Stored records:

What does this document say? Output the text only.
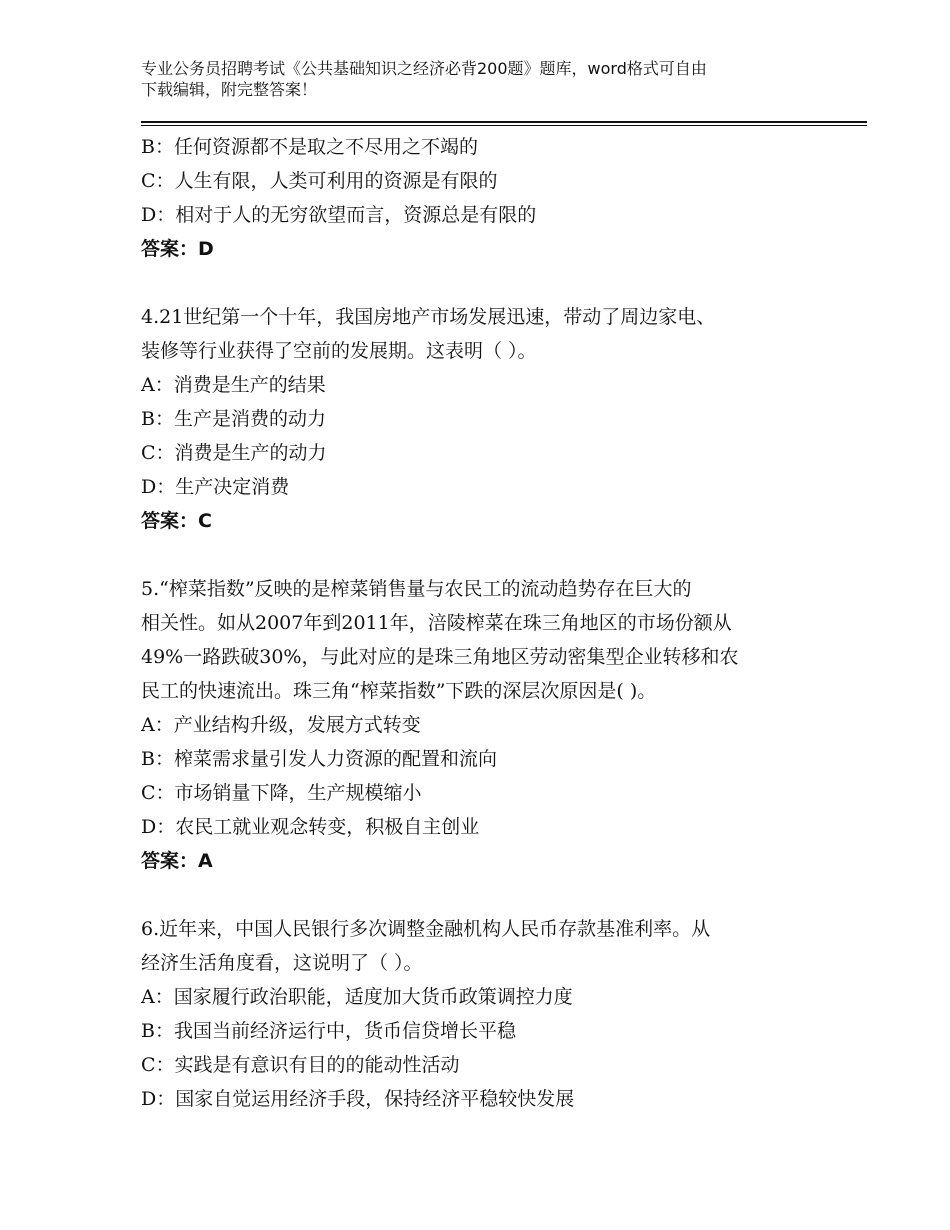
专业公务员招聘考试《公共基础知识之经济必背200题》题库，word格式可自由
下载编辑，附完整答案！
B：任何资源都不是取之不尽用之不竭的
C：人生有限，人类可利用的资源是有限的
D：相对于人的无穷欲望而言，资源总是有限的
答案：D
4.21世纪第一个十年，我国房地产市场发展迅速，带动了周边家电、
装修等行业获得了空前的发展期。这表明（ ）。
A：消费是生产的结果
B：生产是消费的动力
C：消费是生产的动力
D：生产决定消费
答案：C
5.“榨菜指数”反映的是榨菜销售量与农民工的流动趋势存在巨大的
相关性。如从2007年到2011年，涪陵榨菜在珠三角地区的市场份额从
49%一路跌破30%，与此对应的是珠三角地区劳动密集型企业转移和农
民工的快速流出。珠三角“榨菜指数”下跌的深层次原因是( )。
A：产业结构升级，发展方式转变
B：榨菜需求量引发人力资源的配置和流向
C：市场销量下降，生产规模缩小
D：农民工就业观念转变，积极自主创业
答案：A
6.近年来，中国人民银行多次调整金融机构人民币存款基准利率。从
经济生活角度看，这说明了（ ）。
A：国家履行政治职能，适度加大货币政策调控力度
B：我国当前经济运行中，货币信贷增长平稳
C：实践是有意识有目的的能动性活动
D：国家自觉运用经济手段，保持经济平稳较快发展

#### [Stated problem]
Select and copy every line of the material that holds the string "榨菜指数".

#### [Response to this task]
5.“榨菜指数”反映的是榨菜销售量与农民工的流动趋势存在巨大的
民工的快速流出。珠三角“榨菜指数”下跌的深层次原因是( )。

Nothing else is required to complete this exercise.